▶ Work instructions
Identify the lines holding "output" and copy them.
[Start Exercise materials]
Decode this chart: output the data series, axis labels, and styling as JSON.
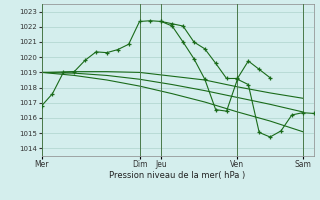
{
  "background_color": "#d4eeed",
  "grid_color": "#aed4cc",
  "line_color": "#1a6b1a",
  "xlabel": "Pression niveau de la mer( hPa )",
  "ylim": [
    1013.5,
    1023.5
  ],
  "yticks": [
    1014,
    1015,
    1016,
    1017,
    1018,
    1019,
    1020,
    1021,
    1022,
    1023
  ],
  "day_labels": [
    "Mer",
    "Dim",
    "Jeu",
    "Ven",
    "Sam"
  ],
  "day_positions": [
    0,
    9,
    11,
    18,
    24
  ],
  "xlim": [
    0,
    25
  ],
  "line1_x": [
    0,
    1,
    2,
    3,
    4,
    5,
    6,
    7,
    8,
    9,
    10,
    11,
    12,
    13,
    14,
    15,
    16,
    17,
    18,
    19,
    20,
    21
  ],
  "line1_y": [
    1016.8,
    1017.6,
    1019.0,
    1019.05,
    1019.8,
    1020.35,
    1020.3,
    1020.5,
    1020.85,
    1022.35,
    1022.4,
    1022.35,
    1022.2,
    1022.05,
    1021.0,
    1020.55,
    1019.6,
    1018.6,
    1018.6,
    1019.75,
    1019.2,
    1018.65
  ],
  "line2_x": [
    0,
    3,
    6,
    9,
    12,
    15,
    18,
    21,
    24
  ],
  "line2_y": [
    1019.0,
    1019.05,
    1019.05,
    1019.0,
    1018.75,
    1018.5,
    1018.05,
    1017.65,
    1017.3
  ],
  "line3_x": [
    0,
    3,
    6,
    9,
    12,
    15,
    18,
    21,
    24
  ],
  "line3_y": [
    1019.0,
    1018.95,
    1018.8,
    1018.55,
    1018.2,
    1017.8,
    1017.35,
    1016.9,
    1016.4
  ],
  "line4_x": [
    0,
    3,
    6,
    9,
    12,
    15,
    18,
    21,
    24
  ],
  "line4_y": [
    1019.0,
    1018.8,
    1018.5,
    1018.1,
    1017.6,
    1017.05,
    1016.4,
    1015.8,
    1015.1
  ],
  "line5_x": [
    11,
    12,
    13,
    14,
    15,
    16,
    17,
    18,
    19,
    20,
    21,
    22,
    23,
    24,
    25
  ],
  "line5_y": [
    1022.35,
    1022.05,
    1021.0,
    1019.9,
    1018.55,
    1016.55,
    1016.45,
    1018.55,
    1018.2,
    1015.05,
    1014.75,
    1015.15,
    1016.2,
    1016.35,
    1016.3
  ]
}
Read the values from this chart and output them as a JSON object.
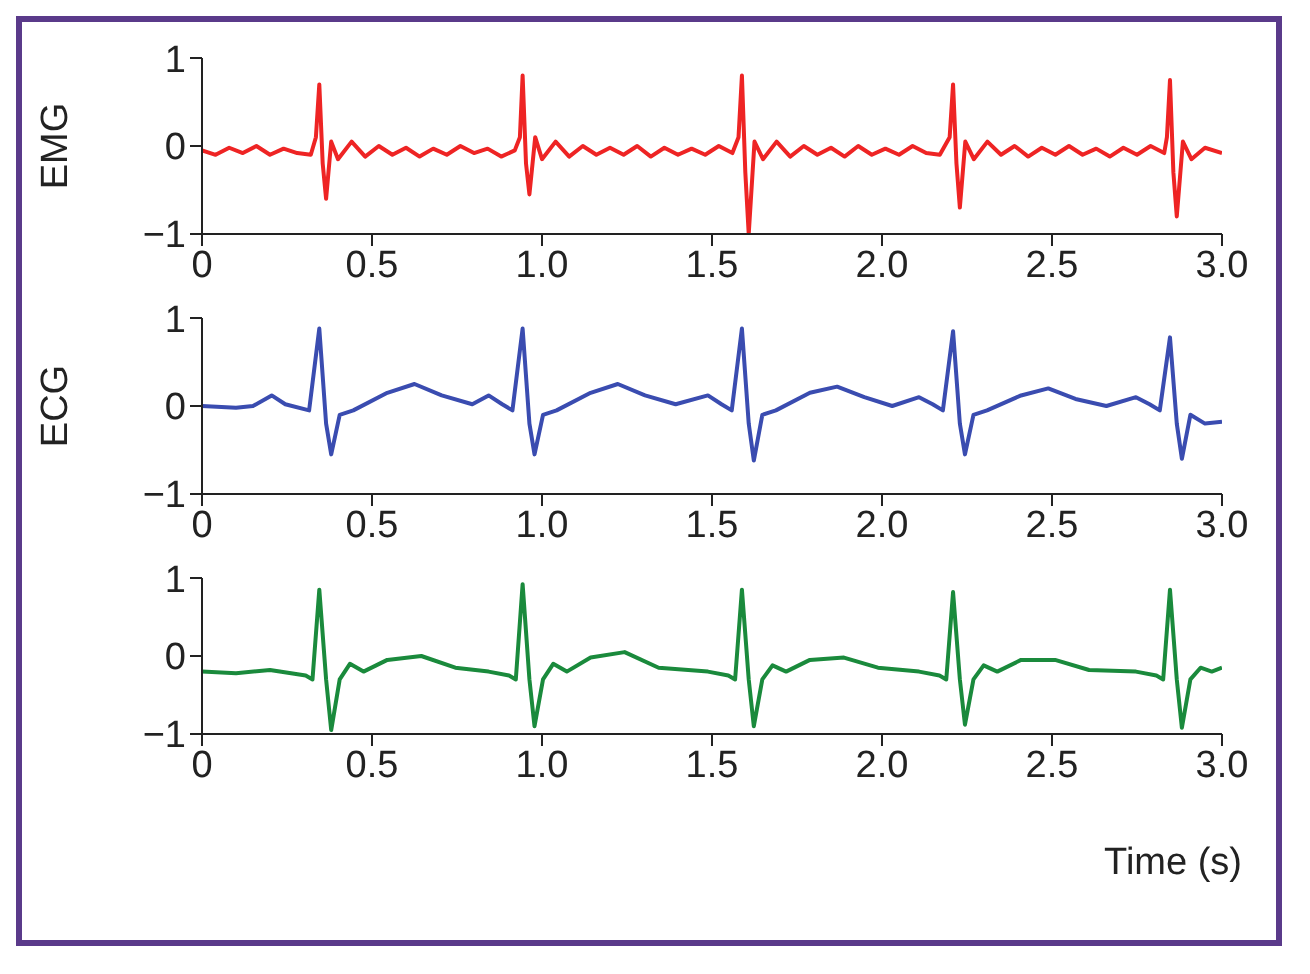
{
  "chart_data": [
    {
      "type": "line",
      "ylabel": "EMG",
      "xlim": [
        0,
        3
      ],
      "ylim": [
        -1,
        1
      ],
      "xticks": [
        {
          "value": 0,
          "label": "0"
        },
        {
          "value": 0.5,
          "label": "0.5"
        },
        {
          "value": 1,
          "label": "1.0"
        },
        {
          "value": 1.5,
          "label": "1.5"
        },
        {
          "value": 2,
          "label": "2.0"
        },
        {
          "value": 2.5,
          "label": "2.5"
        },
        {
          "value": 3,
          "label": "3.0"
        }
      ],
      "yticks": [
        {
          "value": -1,
          "label": "−1"
        },
        {
          "value": 0,
          "label": "0"
        },
        {
          "value": 1,
          "label": "1"
        }
      ],
      "grid": false,
      "series": [
        {
          "color": "#ee2424",
          "x": [
            0,
            0.04,
            0.08,
            0.12,
            0.16,
            0.2,
            0.24,
            0.28,
            0.32,
            0.335,
            0.345,
            0.355,
            0.365,
            0.38,
            0.4,
            0.44,
            0.48,
            0.52,
            0.56,
            0.6,
            0.64,
            0.68,
            0.72,
            0.76,
            0.8,
            0.84,
            0.88,
            0.92,
            0.935,
            0.943,
            0.953,
            0.963,
            0.98,
            1.0,
            1.04,
            1.08,
            1.12,
            1.16,
            1.2,
            1.24,
            1.28,
            1.32,
            1.36,
            1.4,
            1.44,
            1.48,
            1.52,
            1.56,
            1.578,
            1.588,
            1.598,
            1.608,
            1.625,
            1.65,
            1.69,
            1.73,
            1.77,
            1.81,
            1.85,
            1.89,
            1.93,
            1.97,
            2.01,
            2.05,
            2.09,
            2.13,
            2.17,
            2.199,
            2.209,
            2.219,
            2.229,
            2.245,
            2.27,
            2.31,
            2.35,
            2.39,
            2.43,
            2.47,
            2.51,
            2.55,
            2.59,
            2.63,
            2.67,
            2.71,
            2.75,
            2.79,
            2.83,
            2.838,
            2.847,
            2.857,
            2.867,
            2.885,
            2.91,
            2.95,
            3.0
          ],
          "values": [
            -0.05,
            -0.1,
            -0.02,
            -0.08,
            0.0,
            -0.1,
            -0.03,
            -0.08,
            -0.1,
            0.1,
            0.7,
            -0.2,
            -0.6,
            0.05,
            -0.15,
            0.05,
            -0.12,
            0.0,
            -0.1,
            -0.02,
            -0.12,
            -0.03,
            -0.1,
            0.0,
            -0.08,
            -0.03,
            -0.12,
            -0.05,
            0.1,
            0.8,
            -0.2,
            -0.55,
            0.1,
            -0.15,
            0.05,
            -0.12,
            0.0,
            -0.1,
            -0.02,
            -0.1,
            0.0,
            -0.12,
            -0.02,
            -0.1,
            -0.03,
            -0.1,
            0.0,
            -0.08,
            0.1,
            0.8,
            -0.3,
            -1.0,
            0.05,
            -0.15,
            0.05,
            -0.12,
            0.0,
            -0.1,
            -0.02,
            -0.12,
            0.0,
            -0.1,
            -0.03,
            -0.1,
            0.0,
            -0.08,
            -0.1,
            0.1,
            0.7,
            -0.2,
            -0.7,
            0.05,
            -0.15,
            0.05,
            -0.1,
            0.0,
            -0.12,
            -0.02,
            -0.1,
            0.0,
            -0.1,
            -0.03,
            -0.12,
            -0.02,
            -0.1,
            0.0,
            -0.08,
            0.1,
            0.75,
            -0.3,
            -0.8,
            0.05,
            -0.15,
            -0.02,
            -0.08
          ]
        }
      ]
    },
    {
      "type": "line",
      "ylabel": "ECG",
      "xlim": [
        0,
        3
      ],
      "ylim": [
        -1,
        1
      ],
      "xticks": [
        {
          "value": 0,
          "label": "0"
        },
        {
          "value": 0.5,
          "label": "0.5"
        },
        {
          "value": 1,
          "label": "1.0"
        },
        {
          "value": 1.5,
          "label": "1.5"
        },
        {
          "value": 2,
          "label": "2.0"
        },
        {
          "value": 2.5,
          "label": "2.5"
        },
        {
          "value": 3,
          "label": "3.0"
        }
      ],
      "yticks": [
        {
          "value": -1,
          "label": "−1"
        },
        {
          "value": 0,
          "label": "0"
        },
        {
          "value": 1,
          "label": "1"
        }
      ],
      "grid": false,
      "series": [
        {
          "color": "#3a4cb0",
          "x": [
            0,
            0.1,
            0.15,
            0.205,
            0.245,
            0.315,
            0.345,
            0.365,
            0.38,
            0.405,
            0.445,
            0.545,
            0.625,
            0.705,
            0.795,
            0.843,
            0.883,
            0.913,
            0.943,
            0.963,
            0.978,
            1.003,
            1.043,
            1.143,
            1.223,
            1.303,
            1.393,
            1.488,
            1.528,
            1.558,
            1.588,
            1.608,
            1.623,
            1.648,
            1.688,
            1.788,
            1.868,
            1.948,
            2.03,
            2.109,
            2.149,
            2.179,
            2.209,
            2.229,
            2.244,
            2.269,
            2.309,
            2.409,
            2.489,
            2.569,
            2.66,
            2.747,
            2.787,
            2.817,
            2.847,
            2.867,
            2.882,
            2.907,
            2.95,
            3.0
          ],
          "values": [
            0.0,
            -0.02,
            0.0,
            0.12,
            0.02,
            -0.05,
            0.88,
            -0.2,
            -0.55,
            -0.1,
            -0.05,
            0.15,
            0.25,
            0.12,
            0.02,
            0.12,
            0.02,
            -0.05,
            0.88,
            -0.2,
            -0.55,
            -0.1,
            -0.05,
            0.15,
            0.25,
            0.12,
            0.02,
            0.12,
            0.02,
            -0.05,
            0.88,
            -0.2,
            -0.62,
            -0.1,
            -0.05,
            0.15,
            0.22,
            0.1,
            0.0,
            0.1,
            0.02,
            -0.05,
            0.85,
            -0.2,
            -0.55,
            -0.1,
            -0.05,
            0.12,
            0.2,
            0.08,
            0.0,
            0.1,
            0.02,
            -0.05,
            0.78,
            -0.2,
            -0.6,
            -0.1,
            -0.2,
            -0.18
          ]
        }
      ]
    },
    {
      "type": "line",
      "xlabel": "Time (s)",
      "xlim": [
        0,
        3
      ],
      "ylim": [
        -1,
        1
      ],
      "xticks": [
        {
          "value": 0,
          "label": "0"
        },
        {
          "value": 0.5,
          "label": "0.5"
        },
        {
          "value": 1,
          "label": "1.0"
        },
        {
          "value": 1.5,
          "label": "1.5"
        },
        {
          "value": 2,
          "label": "2.0"
        },
        {
          "value": 2.5,
          "label": "2.5"
        },
        {
          "value": 3,
          "label": "3.0"
        }
      ],
      "yticks": [
        {
          "value": -1,
          "label": "−1"
        },
        {
          "value": 0,
          "label": "0"
        },
        {
          "value": 1,
          "label": "1"
        }
      ],
      "grid": false,
      "series": [
        {
          "color": "#1a8a3c",
          "x": [
            0,
            0.1,
            0.2,
            0.305,
            0.325,
            0.345,
            0.365,
            0.38,
            0.405,
            0.435,
            0.475,
            0.545,
            0.645,
            0.745,
            0.843,
            0.903,
            0.923,
            0.943,
            0.963,
            0.978,
            1.003,
            1.033,
            1.073,
            1.143,
            1.243,
            1.343,
            1.488,
            1.548,
            1.568,
            1.588,
            1.608,
            1.623,
            1.648,
            1.678,
            1.718,
            1.788,
            1.888,
            1.988,
            2.109,
            2.169,
            2.189,
            2.209,
            2.229,
            2.244,
            2.269,
            2.299,
            2.339,
            2.409,
            2.509,
            2.609,
            2.747,
            2.807,
            2.827,
            2.847,
            2.867,
            2.882,
            2.907,
            2.937,
            2.97,
            3.0
          ],
          "values": [
            -0.2,
            -0.22,
            -0.18,
            -0.25,
            -0.3,
            0.85,
            -0.3,
            -0.95,
            -0.3,
            -0.1,
            -0.2,
            -0.05,
            0.0,
            -0.15,
            -0.2,
            -0.25,
            -0.3,
            0.92,
            -0.3,
            -0.9,
            -0.3,
            -0.1,
            -0.2,
            -0.02,
            0.05,
            -0.15,
            -0.2,
            -0.25,
            -0.3,
            0.85,
            -0.3,
            -0.9,
            -0.3,
            -0.12,
            -0.2,
            -0.05,
            -0.02,
            -0.15,
            -0.2,
            -0.25,
            -0.3,
            0.82,
            -0.3,
            -0.88,
            -0.3,
            -0.12,
            -0.2,
            -0.05,
            -0.05,
            -0.18,
            -0.2,
            -0.25,
            -0.3,
            0.85,
            -0.3,
            -0.92,
            -0.3,
            -0.15,
            -0.2,
            -0.15
          ]
        }
      ]
    }
  ]
}
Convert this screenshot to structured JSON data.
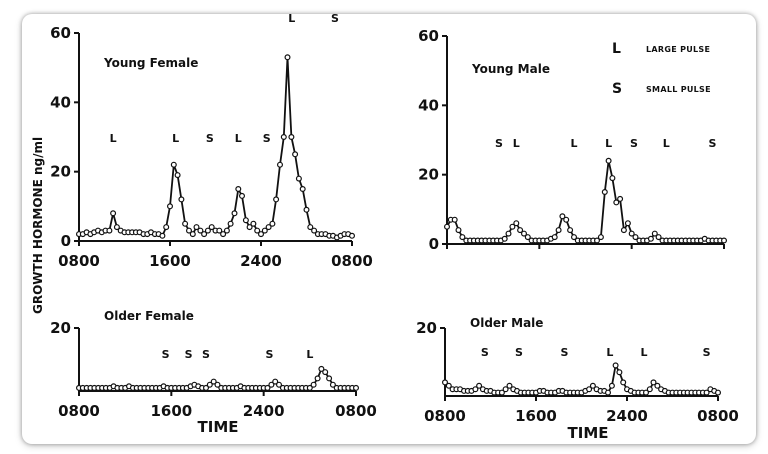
{
  "ylabel": "GROWTH    HORMONE  ng/ml",
  "xlabel": "TIME",
  "legend": [
    {
      "key": "L",
      "text": "LARGE PULSE"
    },
    {
      "key": "S",
      "text": "SMALL PULSE"
    }
  ],
  "chart_data": [
    {
      "type": "line",
      "title": "Young Female",
      "x_unit": "hours since 0800",
      "xticks": [
        "0800",
        "1600",
        "2400",
        "0800"
      ],
      "yticks": [
        "0",
        "20",
        "40",
        "60"
      ],
      "ylim": [
        0,
        60
      ],
      "x": [
        0,
        0.33,
        0.67,
        1,
        1.33,
        1.67,
        2,
        2.33,
        2.67,
        3,
        3.33,
        3.67,
        4,
        4.33,
        4.67,
        5,
        5.33,
        5.67,
        6,
        6.33,
        6.67,
        7,
        7.33,
        7.67,
        8,
        8.33,
        8.67,
        9,
        9.33,
        9.67,
        10,
        10.33,
        10.67,
        11,
        11.33,
        11.67,
        12,
        12.33,
        12.67,
        13,
        13.33,
        13.67,
        14,
        14.33,
        14.67,
        15,
        15.33,
        15.67,
        16,
        16.33,
        16.67,
        17,
        17.33,
        17.67,
        18,
        18.33,
        18.67,
        19,
        19.33,
        19.67,
        20,
        20.33,
        20.67,
        21,
        21.33,
        21.67,
        22,
        22.33,
        22.67,
        23,
        23.33,
        23.67,
        24
      ],
      "values": [
        2,
        2,
        2.5,
        2,
        2.5,
        3,
        2.5,
        3,
        3,
        8,
        4,
        3,
        2.5,
        2.5,
        2.5,
        2.5,
        2.5,
        2,
        2,
        2.5,
        2,
        2,
        1.5,
        4,
        10,
        22,
        19,
        12,
        5,
        3,
        2,
        4,
        3,
        2,
        3,
        4,
        3,
        3,
        2,
        3,
        5,
        8,
        15,
        13,
        6,
        4,
        5,
        3,
        2,
        3,
        4,
        5,
        12,
        22,
        30,
        53,
        30,
        25,
        18,
        15,
        9,
        4,
        3,
        2,
        2,
        2,
        1.5,
        1.5,
        1,
        1.5,
        2,
        2,
        1.5
      ],
      "annotations": [
        {
          "label": "L",
          "x": 3.0
        },
        {
          "label": "L",
          "x": 8.5
        },
        {
          "label": "S",
          "x": 11.5
        },
        {
          "label": "L",
          "x": 14.0
        },
        {
          "label": "S",
          "x": 16.5
        },
        {
          "label": "L",
          "x": 18.7
        },
        {
          "label": "S",
          "x": 22.5
        }
      ]
    },
    {
      "type": "line",
      "title": "Young Male",
      "x_unit": "hours since 0800",
      "xticks": [
        "0800",
        "1600",
        "2400",
        "0800"
      ],
      "yticks": [
        "0",
        "20",
        "40",
        "60"
      ],
      "ylim": [
        0,
        60
      ],
      "x": [
        0,
        0.33,
        0.67,
        1,
        1.33,
        1.67,
        2,
        2.33,
        2.67,
        3,
        3.33,
        3.67,
        4,
        4.33,
        4.67,
        5,
        5.33,
        5.67,
        6,
        6.33,
        6.67,
        7,
        7.33,
        7.67,
        8,
        8.33,
        8.67,
        9,
        9.33,
        9.67,
        10,
        10.33,
        10.67,
        11,
        11.33,
        11.67,
        12,
        12.33,
        12.67,
        13,
        13.33,
        13.67,
        14,
        14.33,
        14.67,
        15,
        15.33,
        15.67,
        16,
        16.33,
        16.67,
        17,
        17.33,
        17.67,
        18,
        18.33,
        18.67,
        19,
        19.33,
        19.67,
        20,
        20.33,
        20.67,
        21,
        21.33,
        21.67,
        22,
        22.33,
        22.67,
        23,
        23.33,
        23.67,
        24
      ],
      "values": [
        5,
        7,
        7,
        4,
        2,
        1,
        1,
        1,
        1,
        1,
        1,
        1,
        1,
        1,
        1,
        1.5,
        3,
        5,
        6,
        4,
        3,
        2,
        1,
        1,
        1,
        1,
        1,
        1.5,
        2,
        4,
        8,
        7,
        4,
        2,
        1,
        1,
        1,
        1,
        1,
        1,
        2,
        15,
        24,
        19,
        12,
        13,
        4,
        6,
        3,
        2,
        1,
        1,
        1,
        1.5,
        3,
        2,
        1,
        1,
        1,
        1,
        1,
        1,
        1,
        1,
        1,
        1,
        1,
        1.5,
        1,
        1,
        1,
        1,
        1
      ],
      "annotations": [
        {
          "label": "S",
          "x": 4.5
        },
        {
          "label": "L",
          "x": 6.0
        },
        {
          "label": "L",
          "x": 11.0
        },
        {
          "label": "L",
          "x": 14.0
        },
        {
          "label": "S",
          "x": 16.2
        },
        {
          "label": "L",
          "x": 19.0
        },
        {
          "label": "S",
          "x": 23.0
        }
      ]
    },
    {
      "type": "line",
      "title": "Older Female",
      "x_unit": "hours since 0800",
      "xticks": [
        "0800",
        "1600",
        "2400",
        "0800"
      ],
      "yticks": [
        "20"
      ],
      "ylim": [
        0,
        20
      ],
      "x": [
        0,
        0.33,
        0.67,
        1,
        1.33,
        1.67,
        2,
        2.33,
        2.67,
        3,
        3.33,
        3.67,
        4,
        4.33,
        4.67,
        5,
        5.33,
        5.67,
        6,
        6.33,
        6.67,
        7,
        7.33,
        7.67,
        8,
        8.33,
        8.67,
        9,
        9.33,
        9.67,
        10,
        10.33,
        10.67,
        11,
        11.33,
        11.67,
        12,
        12.33,
        12.67,
        13,
        13.33,
        13.67,
        14,
        14.33,
        14.67,
        15,
        15.33,
        15.67,
        16,
        16.33,
        16.67,
        17,
        17.33,
        17.67,
        18,
        18.33,
        18.67,
        19,
        19.33,
        19.67,
        20,
        20.33,
        20.67,
        21,
        21.33,
        21.67,
        22,
        22.33,
        22.67,
        23,
        23.33,
        23.67,
        24
      ],
      "values": [
        1,
        1,
        1,
        1,
        1,
        1,
        1,
        1,
        1,
        1.5,
        1,
        1,
        1,
        1.5,
        1,
        1,
        1,
        1,
        1,
        1,
        1,
        1,
        1.5,
        1,
        1,
        1,
        1,
        1,
        1,
        1.5,
        2,
        1.5,
        1,
        1,
        2,
        3,
        2,
        1,
        1,
        1,
        1,
        1,
        1.5,
        1,
        1,
        1,
        1,
        1,
        1,
        1,
        2,
        3,
        2,
        1,
        1,
        1,
        1,
        1,
        1,
        1,
        1,
        2,
        4,
        7,
        6,
        4,
        2,
        1,
        1,
        1,
        1,
        1,
        1
      ],
      "annotations": [
        {
          "label": "S",
          "x": 7.5
        },
        {
          "label": "S",
          "x": 9.5
        },
        {
          "label": "S",
          "x": 11.0
        },
        {
          "label": "S",
          "x": 16.5
        },
        {
          "label": "L",
          "x": 20.0
        }
      ]
    },
    {
      "type": "line",
      "title": "Older Male",
      "x_unit": "hours since 0800",
      "xticks": [
        "0800",
        "1600",
        "2400",
        "0800"
      ],
      "yticks": [
        "20"
      ],
      "ylim": [
        0,
        20
      ],
      "x": [
        0,
        0.33,
        0.67,
        1,
        1.33,
        1.67,
        2,
        2.33,
        2.67,
        3,
        3.33,
        3.67,
        4,
        4.33,
        4.67,
        5,
        5.33,
        5.67,
        6,
        6.33,
        6.67,
        7,
        7.33,
        7.67,
        8,
        8.33,
        8.67,
        9,
        9.33,
        9.67,
        10,
        10.33,
        10.67,
        11,
        11.33,
        11.67,
        12,
        12.33,
        12.67,
        13,
        13.33,
        13.67,
        14,
        14.33,
        14.67,
        15,
        15.33,
        15.67,
        16,
        16.33,
        16.67,
        17,
        17.33,
        17.67,
        18,
        18.33,
        18.67,
        19,
        19.33,
        19.67,
        20,
        20.33,
        20.67,
        21,
        21.33,
        21.67,
        22,
        22.33,
        22.67,
        23,
        23.33,
        23.67,
        24
      ],
      "values": [
        4,
        3,
        2,
        2,
        2,
        1.5,
        1.5,
        1.5,
        2,
        3,
        2,
        1.5,
        1.5,
        1,
        1,
        1,
        2,
        3,
        2,
        1.5,
        1,
        1,
        1,
        1,
        1,
        1.5,
        1.5,
        1,
        1,
        1,
        1.5,
        1.5,
        1,
        1,
        1,
        1,
        1,
        1.5,
        2,
        3,
        2,
        1.5,
        1.5,
        1,
        3,
        9,
        7,
        4,
        2,
        1.5,
        1,
        1,
        1,
        1,
        2,
        4,
        3,
        2,
        1.5,
        1,
        1,
        1,
        1,
        1,
        1,
        1,
        1,
        1,
        1,
        1,
        2,
        1.5,
        1
      ],
      "annotations": [
        {
          "label": "S",
          "x": 3.5
        },
        {
          "label": "S",
          "x": 6.5
        },
        {
          "label": "S",
          "x": 10.5
        },
        {
          "label": "L",
          "x": 14.5
        },
        {
          "label": "L",
          "x": 17.5
        },
        {
          "label": "S",
          "x": 23.0
        }
      ]
    }
  ]
}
[End Exercise materials]
▶ Solved exercise
Decode this chart: output the data series, axis labels, and styling as JSON.
Read the values from this chart and output them as a JSON object.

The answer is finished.